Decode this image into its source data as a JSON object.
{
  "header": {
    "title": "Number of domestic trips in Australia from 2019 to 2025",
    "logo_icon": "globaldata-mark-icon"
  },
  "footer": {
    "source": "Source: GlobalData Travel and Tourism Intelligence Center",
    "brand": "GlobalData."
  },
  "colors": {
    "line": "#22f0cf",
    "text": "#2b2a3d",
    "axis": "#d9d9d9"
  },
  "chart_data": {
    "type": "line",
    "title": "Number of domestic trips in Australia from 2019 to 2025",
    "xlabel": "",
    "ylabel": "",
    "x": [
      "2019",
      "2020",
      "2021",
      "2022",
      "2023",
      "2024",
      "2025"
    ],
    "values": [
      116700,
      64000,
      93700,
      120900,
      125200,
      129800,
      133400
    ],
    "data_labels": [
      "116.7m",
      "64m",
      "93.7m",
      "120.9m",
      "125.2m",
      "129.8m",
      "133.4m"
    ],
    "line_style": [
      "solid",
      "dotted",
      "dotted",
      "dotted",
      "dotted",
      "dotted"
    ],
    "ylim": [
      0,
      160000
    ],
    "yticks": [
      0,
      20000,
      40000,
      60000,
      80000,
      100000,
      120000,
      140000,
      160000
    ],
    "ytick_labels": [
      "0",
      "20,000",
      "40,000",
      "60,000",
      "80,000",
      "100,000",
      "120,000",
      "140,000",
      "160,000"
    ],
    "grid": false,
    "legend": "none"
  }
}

#####

[REQUEST] Every line of the listing that holds "source" should be found and copied.

[RESULT]
Decode this image into its source data as a JSON object.
    "source": "Source: GlobalData Travel and Tourism Intelligence Center",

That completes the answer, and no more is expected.